*PROVIDED RECORDS*
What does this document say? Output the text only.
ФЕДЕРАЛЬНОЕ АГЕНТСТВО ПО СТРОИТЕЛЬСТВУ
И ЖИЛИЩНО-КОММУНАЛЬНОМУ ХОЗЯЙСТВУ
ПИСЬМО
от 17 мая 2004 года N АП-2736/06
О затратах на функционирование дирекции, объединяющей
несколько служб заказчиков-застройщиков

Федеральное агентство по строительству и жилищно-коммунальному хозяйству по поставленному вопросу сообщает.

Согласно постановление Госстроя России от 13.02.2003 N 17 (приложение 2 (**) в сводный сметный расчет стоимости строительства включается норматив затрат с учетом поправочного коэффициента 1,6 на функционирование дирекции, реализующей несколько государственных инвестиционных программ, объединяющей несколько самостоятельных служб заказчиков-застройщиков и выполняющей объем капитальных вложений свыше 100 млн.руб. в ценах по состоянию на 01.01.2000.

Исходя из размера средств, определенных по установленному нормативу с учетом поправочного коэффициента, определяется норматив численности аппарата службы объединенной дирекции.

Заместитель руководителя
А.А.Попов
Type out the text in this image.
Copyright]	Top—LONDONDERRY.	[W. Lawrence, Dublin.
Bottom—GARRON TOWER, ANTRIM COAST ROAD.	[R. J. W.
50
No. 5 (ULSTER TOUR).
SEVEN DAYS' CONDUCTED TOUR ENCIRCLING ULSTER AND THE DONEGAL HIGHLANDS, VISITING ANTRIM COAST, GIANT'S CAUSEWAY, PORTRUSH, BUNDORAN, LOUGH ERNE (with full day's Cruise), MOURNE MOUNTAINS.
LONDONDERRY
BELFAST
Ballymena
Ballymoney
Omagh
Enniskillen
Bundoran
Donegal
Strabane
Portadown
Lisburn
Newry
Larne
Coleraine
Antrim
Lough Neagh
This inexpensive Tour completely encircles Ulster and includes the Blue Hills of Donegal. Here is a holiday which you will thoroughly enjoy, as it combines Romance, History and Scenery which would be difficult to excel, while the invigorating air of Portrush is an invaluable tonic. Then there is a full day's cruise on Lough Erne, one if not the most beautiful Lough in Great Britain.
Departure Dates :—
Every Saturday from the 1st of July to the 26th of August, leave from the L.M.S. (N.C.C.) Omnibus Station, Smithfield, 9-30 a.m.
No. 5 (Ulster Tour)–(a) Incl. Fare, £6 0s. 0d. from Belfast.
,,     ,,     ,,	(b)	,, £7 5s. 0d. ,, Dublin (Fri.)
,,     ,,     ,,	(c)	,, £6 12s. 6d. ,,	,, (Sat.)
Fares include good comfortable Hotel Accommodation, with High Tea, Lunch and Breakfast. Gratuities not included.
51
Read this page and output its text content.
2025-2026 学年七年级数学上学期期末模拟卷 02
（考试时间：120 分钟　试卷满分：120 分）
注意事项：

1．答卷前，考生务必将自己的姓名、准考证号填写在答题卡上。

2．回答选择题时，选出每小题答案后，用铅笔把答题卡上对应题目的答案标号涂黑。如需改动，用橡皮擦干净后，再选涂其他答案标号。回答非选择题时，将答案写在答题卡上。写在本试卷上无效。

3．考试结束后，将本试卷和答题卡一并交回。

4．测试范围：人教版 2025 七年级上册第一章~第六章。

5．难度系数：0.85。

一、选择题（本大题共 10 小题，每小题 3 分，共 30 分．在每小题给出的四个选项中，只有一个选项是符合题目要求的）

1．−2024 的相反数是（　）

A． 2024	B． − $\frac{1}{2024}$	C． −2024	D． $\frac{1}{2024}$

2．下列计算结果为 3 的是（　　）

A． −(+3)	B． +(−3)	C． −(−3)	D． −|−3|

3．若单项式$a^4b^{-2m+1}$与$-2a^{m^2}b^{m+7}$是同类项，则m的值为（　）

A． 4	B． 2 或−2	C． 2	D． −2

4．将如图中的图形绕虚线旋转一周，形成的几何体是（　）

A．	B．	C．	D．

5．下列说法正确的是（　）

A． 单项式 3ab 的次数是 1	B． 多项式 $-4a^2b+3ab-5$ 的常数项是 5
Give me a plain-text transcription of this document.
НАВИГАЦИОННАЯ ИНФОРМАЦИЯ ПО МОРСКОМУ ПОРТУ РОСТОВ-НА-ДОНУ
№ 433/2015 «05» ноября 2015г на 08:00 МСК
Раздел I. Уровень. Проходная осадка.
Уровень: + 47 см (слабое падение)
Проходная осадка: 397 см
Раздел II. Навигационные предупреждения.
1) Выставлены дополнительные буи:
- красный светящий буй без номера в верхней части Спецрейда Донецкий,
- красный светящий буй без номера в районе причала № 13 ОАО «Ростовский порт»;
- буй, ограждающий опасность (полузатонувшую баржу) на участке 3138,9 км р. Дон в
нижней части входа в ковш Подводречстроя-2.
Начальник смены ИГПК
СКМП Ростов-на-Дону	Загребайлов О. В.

*GIVEN PROBLEM*
For each line of the entries that includes "светящий", show that line.

*OUTPUT FOR THIS TASK*
- красный светящий буй без номера в верхней части Спецрейда Донецкий,
- красный светящий буй без номера в районе причала № 13 ОАО «Ростовский порт»;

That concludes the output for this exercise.